• Objective:
Which lines hold the word "type"? Copy each of them.

• The records:
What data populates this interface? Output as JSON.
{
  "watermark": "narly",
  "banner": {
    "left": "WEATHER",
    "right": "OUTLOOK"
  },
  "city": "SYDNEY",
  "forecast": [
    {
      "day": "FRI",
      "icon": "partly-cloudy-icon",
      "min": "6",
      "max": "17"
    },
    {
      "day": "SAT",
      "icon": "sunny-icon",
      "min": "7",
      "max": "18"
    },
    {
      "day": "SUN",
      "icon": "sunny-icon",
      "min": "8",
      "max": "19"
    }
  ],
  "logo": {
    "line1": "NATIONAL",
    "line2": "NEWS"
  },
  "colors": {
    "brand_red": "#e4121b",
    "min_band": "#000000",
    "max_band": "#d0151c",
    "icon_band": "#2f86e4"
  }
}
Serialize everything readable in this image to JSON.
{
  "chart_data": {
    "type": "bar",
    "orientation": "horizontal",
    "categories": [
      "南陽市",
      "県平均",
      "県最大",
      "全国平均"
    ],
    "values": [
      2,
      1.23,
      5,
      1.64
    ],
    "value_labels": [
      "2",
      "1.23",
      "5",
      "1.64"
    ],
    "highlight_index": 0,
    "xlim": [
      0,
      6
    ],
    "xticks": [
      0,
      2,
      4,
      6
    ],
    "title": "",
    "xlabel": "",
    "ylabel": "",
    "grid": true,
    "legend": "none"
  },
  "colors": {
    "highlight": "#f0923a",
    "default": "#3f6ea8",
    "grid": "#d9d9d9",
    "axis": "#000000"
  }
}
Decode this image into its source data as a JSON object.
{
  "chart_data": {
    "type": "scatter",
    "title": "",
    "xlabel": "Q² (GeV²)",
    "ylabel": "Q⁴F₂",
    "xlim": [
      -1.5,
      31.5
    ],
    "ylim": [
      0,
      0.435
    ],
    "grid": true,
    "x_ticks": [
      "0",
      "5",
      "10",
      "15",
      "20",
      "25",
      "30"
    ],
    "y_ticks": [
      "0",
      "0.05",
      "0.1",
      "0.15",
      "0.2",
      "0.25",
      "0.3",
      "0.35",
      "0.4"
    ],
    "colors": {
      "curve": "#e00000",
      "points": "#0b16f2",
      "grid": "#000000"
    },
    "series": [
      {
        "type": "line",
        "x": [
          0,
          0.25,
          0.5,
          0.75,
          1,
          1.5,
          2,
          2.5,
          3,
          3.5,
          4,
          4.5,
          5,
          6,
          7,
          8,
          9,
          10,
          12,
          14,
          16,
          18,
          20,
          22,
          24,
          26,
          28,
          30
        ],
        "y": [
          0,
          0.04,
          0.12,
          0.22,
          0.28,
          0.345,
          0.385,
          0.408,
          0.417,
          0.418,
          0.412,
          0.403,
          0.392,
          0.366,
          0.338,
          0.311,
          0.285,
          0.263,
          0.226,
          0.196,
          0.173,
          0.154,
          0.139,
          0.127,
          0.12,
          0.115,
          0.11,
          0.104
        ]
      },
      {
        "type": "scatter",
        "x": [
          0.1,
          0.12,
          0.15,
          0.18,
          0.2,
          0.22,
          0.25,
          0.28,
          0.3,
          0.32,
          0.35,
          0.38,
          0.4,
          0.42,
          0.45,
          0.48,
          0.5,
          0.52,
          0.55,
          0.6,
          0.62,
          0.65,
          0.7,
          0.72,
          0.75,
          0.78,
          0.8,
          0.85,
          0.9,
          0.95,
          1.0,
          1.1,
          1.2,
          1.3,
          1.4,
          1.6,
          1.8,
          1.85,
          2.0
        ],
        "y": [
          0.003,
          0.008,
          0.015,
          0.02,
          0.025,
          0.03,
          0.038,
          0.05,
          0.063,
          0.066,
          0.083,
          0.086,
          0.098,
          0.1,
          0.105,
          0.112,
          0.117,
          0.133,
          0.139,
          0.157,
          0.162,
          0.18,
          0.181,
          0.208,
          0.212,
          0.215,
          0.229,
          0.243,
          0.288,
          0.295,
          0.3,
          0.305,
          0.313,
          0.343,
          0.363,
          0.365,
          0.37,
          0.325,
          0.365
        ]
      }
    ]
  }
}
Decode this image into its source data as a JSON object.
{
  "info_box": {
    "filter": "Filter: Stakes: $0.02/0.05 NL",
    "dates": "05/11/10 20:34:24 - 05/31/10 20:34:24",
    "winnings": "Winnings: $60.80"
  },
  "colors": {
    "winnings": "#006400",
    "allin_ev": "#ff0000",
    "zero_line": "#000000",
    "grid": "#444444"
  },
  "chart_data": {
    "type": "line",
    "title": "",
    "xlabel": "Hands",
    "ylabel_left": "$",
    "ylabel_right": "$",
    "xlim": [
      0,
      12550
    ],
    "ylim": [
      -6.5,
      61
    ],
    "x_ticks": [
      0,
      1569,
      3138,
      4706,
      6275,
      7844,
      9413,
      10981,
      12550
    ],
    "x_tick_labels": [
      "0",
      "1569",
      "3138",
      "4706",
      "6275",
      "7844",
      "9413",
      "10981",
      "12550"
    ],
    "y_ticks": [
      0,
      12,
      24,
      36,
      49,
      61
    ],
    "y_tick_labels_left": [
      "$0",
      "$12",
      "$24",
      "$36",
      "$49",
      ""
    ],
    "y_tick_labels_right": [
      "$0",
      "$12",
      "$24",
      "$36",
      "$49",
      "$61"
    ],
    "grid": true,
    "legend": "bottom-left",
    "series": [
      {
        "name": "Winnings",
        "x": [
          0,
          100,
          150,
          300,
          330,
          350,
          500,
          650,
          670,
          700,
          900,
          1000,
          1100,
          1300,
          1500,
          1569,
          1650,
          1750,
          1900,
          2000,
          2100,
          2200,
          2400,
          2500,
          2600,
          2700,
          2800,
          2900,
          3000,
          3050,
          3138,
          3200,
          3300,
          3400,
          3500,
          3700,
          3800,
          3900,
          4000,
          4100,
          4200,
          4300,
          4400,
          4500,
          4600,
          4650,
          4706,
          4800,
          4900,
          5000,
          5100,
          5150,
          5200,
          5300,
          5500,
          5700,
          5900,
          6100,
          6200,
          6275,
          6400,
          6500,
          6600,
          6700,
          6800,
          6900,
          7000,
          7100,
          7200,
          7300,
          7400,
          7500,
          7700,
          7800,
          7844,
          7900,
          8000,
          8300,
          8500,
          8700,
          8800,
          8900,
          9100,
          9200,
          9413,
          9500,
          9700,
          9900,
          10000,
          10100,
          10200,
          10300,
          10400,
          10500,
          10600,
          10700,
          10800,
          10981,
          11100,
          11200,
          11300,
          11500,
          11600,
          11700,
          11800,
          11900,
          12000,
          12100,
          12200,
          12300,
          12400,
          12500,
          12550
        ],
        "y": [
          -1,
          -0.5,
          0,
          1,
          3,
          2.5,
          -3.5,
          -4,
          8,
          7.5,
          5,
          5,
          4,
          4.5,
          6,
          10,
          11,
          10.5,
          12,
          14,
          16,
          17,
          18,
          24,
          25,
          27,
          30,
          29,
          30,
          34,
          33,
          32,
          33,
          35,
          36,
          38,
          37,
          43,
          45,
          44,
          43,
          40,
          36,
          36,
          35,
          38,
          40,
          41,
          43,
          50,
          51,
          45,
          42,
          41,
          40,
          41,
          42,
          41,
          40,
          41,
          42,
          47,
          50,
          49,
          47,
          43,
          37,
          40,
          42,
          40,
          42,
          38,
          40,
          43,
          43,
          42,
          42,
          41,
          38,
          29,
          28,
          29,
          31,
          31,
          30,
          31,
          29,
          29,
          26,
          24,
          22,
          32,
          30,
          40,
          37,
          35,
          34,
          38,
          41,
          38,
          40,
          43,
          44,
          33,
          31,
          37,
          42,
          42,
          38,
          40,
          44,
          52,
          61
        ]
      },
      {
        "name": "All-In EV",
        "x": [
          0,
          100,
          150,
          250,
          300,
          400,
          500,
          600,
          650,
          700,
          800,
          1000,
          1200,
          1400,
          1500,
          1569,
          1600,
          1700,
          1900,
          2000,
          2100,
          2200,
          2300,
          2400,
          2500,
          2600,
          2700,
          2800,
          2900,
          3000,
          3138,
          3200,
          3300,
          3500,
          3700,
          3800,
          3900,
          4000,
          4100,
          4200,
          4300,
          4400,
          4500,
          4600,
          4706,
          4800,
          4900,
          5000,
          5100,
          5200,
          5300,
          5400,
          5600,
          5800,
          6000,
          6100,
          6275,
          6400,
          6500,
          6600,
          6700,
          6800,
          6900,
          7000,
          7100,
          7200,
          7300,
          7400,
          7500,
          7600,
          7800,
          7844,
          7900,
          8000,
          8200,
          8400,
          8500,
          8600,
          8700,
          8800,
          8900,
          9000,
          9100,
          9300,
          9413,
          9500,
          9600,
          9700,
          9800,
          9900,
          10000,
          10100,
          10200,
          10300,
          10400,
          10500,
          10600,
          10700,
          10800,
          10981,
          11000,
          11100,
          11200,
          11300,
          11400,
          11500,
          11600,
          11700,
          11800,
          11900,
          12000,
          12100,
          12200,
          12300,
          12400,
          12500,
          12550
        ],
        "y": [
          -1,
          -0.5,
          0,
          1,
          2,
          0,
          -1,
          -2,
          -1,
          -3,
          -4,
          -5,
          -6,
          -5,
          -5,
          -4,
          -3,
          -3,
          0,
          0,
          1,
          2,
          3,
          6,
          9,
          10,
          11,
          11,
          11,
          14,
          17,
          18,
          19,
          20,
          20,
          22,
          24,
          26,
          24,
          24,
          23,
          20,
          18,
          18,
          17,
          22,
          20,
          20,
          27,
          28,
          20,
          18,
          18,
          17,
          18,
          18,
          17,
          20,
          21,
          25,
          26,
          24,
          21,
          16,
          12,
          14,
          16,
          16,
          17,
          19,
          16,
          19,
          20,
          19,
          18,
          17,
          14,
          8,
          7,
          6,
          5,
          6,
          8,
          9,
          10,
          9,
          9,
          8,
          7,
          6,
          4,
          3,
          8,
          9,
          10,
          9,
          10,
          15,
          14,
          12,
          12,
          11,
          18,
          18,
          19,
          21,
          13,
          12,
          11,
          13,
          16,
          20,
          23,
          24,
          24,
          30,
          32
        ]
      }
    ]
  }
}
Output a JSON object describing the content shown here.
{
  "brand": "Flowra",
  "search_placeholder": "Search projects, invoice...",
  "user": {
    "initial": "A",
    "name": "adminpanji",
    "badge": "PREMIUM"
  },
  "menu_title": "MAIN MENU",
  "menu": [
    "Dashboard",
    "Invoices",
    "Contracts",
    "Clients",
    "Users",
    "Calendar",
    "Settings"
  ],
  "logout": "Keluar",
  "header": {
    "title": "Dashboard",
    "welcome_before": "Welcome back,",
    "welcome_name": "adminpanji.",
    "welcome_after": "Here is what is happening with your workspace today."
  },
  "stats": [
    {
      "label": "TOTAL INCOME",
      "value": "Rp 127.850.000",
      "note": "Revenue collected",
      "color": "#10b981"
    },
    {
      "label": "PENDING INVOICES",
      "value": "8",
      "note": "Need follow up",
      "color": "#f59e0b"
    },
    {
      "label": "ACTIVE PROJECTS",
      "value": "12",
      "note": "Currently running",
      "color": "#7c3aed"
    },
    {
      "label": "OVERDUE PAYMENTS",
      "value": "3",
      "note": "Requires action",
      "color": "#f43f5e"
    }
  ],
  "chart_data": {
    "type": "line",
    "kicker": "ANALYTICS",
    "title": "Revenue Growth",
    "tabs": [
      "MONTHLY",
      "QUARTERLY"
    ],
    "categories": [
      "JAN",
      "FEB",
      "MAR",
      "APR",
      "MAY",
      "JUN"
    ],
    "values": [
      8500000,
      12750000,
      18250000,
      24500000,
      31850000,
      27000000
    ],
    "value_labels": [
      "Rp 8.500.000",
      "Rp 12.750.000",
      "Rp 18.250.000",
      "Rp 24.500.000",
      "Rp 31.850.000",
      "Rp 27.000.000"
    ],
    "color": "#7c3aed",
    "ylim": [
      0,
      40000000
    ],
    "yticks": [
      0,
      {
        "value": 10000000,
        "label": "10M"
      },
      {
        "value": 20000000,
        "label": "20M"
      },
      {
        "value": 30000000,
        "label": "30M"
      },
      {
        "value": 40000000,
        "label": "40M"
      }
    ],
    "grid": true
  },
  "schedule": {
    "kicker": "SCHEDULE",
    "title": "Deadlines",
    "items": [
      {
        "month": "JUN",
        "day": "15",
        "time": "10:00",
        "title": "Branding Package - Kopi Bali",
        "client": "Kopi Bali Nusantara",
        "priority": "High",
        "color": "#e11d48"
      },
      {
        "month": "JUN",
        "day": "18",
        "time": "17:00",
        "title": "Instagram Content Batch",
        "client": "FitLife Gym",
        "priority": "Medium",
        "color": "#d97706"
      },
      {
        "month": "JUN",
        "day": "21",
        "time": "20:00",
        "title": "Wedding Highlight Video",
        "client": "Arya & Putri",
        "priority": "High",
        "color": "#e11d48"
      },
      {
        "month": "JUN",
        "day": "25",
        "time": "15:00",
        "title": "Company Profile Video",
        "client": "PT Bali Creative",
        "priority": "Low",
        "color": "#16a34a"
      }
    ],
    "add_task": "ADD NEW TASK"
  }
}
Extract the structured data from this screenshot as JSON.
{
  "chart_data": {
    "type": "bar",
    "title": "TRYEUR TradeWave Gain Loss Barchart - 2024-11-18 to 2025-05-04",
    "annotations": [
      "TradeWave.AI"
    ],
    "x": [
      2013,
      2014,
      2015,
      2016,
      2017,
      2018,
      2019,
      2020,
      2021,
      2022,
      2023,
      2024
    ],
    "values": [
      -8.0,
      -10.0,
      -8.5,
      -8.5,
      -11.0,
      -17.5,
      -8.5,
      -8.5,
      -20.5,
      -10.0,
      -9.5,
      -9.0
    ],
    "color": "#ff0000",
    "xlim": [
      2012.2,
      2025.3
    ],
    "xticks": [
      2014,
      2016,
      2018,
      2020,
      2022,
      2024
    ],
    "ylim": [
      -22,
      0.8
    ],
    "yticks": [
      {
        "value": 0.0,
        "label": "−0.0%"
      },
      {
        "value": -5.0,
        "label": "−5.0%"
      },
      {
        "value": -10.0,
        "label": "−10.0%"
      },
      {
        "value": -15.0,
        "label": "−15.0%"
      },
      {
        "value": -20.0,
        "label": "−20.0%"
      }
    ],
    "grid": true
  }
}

• Task solution:
    "type": "bar",
    "type": "scatter",
        "type": "line",
        "type": "scatter",
    "type": "line",
    "type": "line",
    "type": "bar",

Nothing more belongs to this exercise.